TASK GOAL: With the pictures left out, copy the listing below exactly.

Collected data:
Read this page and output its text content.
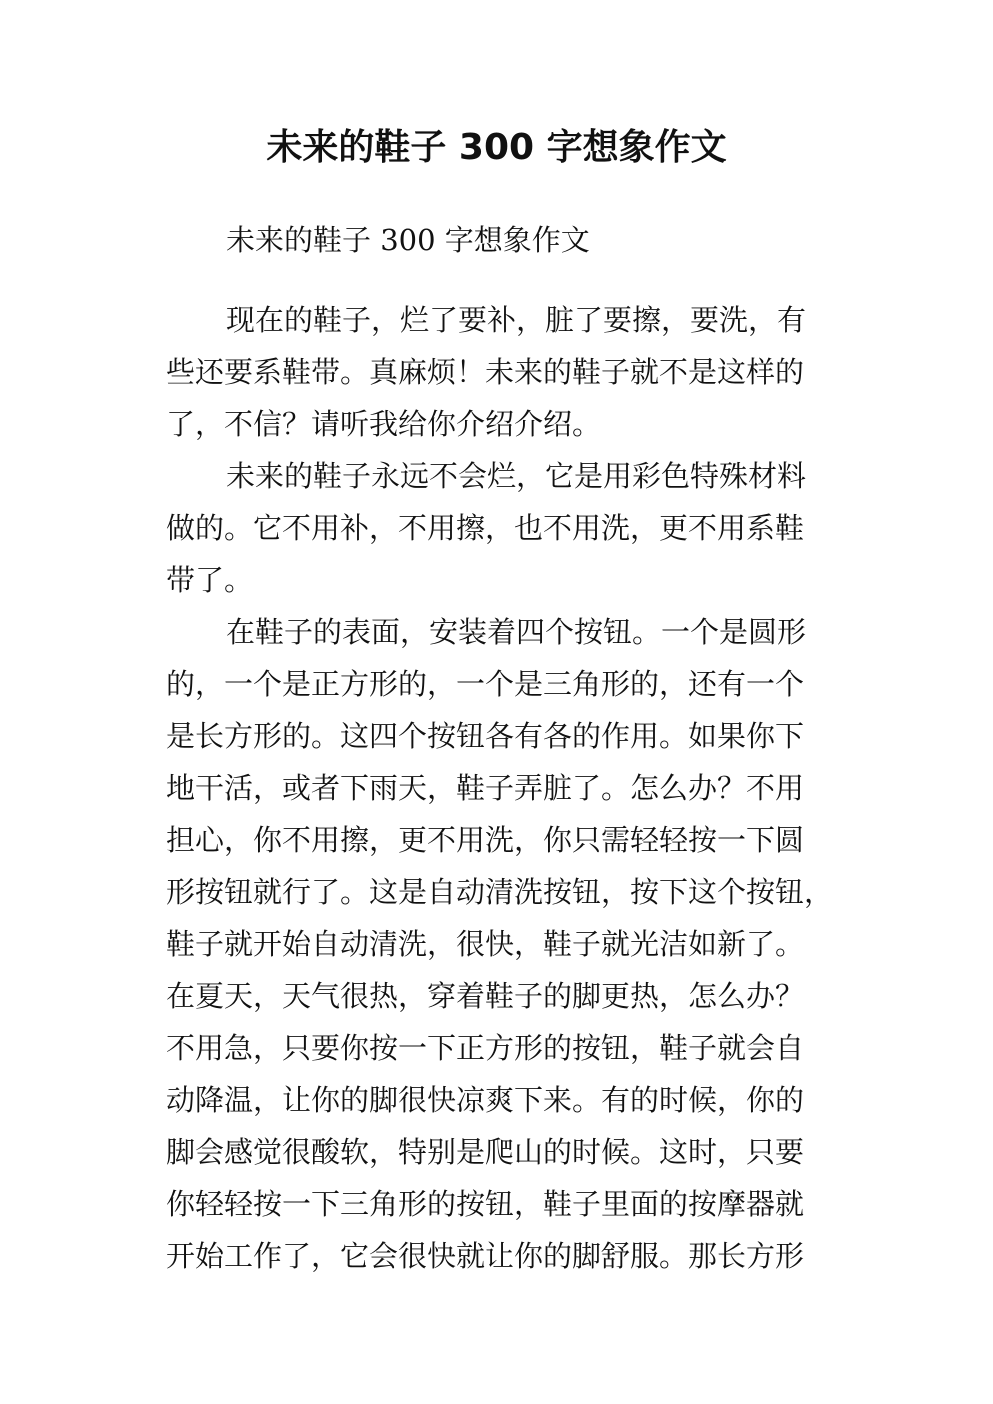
未来的鞋子 300 字想象作文
未来的鞋子 300 字想象作文
现在的鞋子，烂了要补，脏了要擦，要洗，有
些还要系鞋带。真麻烦！未来的鞋子就不是这样的
了，不信？请听我给你介绍介绍。
未来的鞋子永远不会烂，它是用彩色特殊材料
做的。它不用补，不用擦，也不用洗，更不用系鞋
带了。
在鞋子的表面，安装着四个按钮。一个是圆形
的，一个是正方形的，一个是三角形的，还有一个
是长方形的。这四个按钮各有各的作用。如果你下
地干活，或者下雨天，鞋子弄脏了。怎么办？不用
担心，你不用擦，更不用洗，你只需轻轻按一下圆
形按钮就行了。这是自动清洗按钮，按下这个按钮，
鞋子就开始自动清洗，很快，鞋子就光洁如新了。
在夏天，天气很热，穿着鞋子的脚更热，怎么办？
不用急，只要你按一下正方形的按钮，鞋子就会自
动降温，让你的脚很快凉爽下来。有的时候，你的
脚会感觉很酸软，特别是爬山的时候。这时，只要
你轻轻按一下三角形的按钮，鞋子里面的按摩器就
开始工作了，它会很快就让你的脚舒服。那长方形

THE COMPLETED TASK:
Read this page and output its text content.
未来的鞋子 300 字想象作文
未来的鞋子 300 字想象作文
现在的鞋子，烂了要补，脏了要擦，要洗，有
些还要系鞋带。真麻烦！未来的鞋子就不是这样的
了，不信？请听我给你介绍介绍。
未来的鞋子永远不会烂，它是用彩色特殊材料
做的。它不用补，不用擦，也不用洗，更不用系鞋
带了。
在鞋子的表面，安装着四个按钮。一个是圆形
的，一个是正方形的，一个是三角形的，还有一个
是长方形的。这四个按钮各有各的作用。如果你下
地干活，或者下雨天，鞋子弄脏了。怎么办？不用
担心，你不用擦，更不用洗，你只需轻轻按一下圆
形按钮就行了。这是自动清洗按钮，按下这个按钮，
鞋子就开始自动清洗，很快，鞋子就光洁如新了。
在夏天，天气很热，穿着鞋子的脚更热，怎么办？
不用急，只要你按一下正方形的按钮，鞋子就会自
动降温，让你的脚很快凉爽下来。有的时候，你的
脚会感觉很酸软，特别是爬山的时候。这时，只要
你轻轻按一下三角形的按钮，鞋子里面的按摩器就
开始工作了，它会很快就让你的脚舒服。那长方形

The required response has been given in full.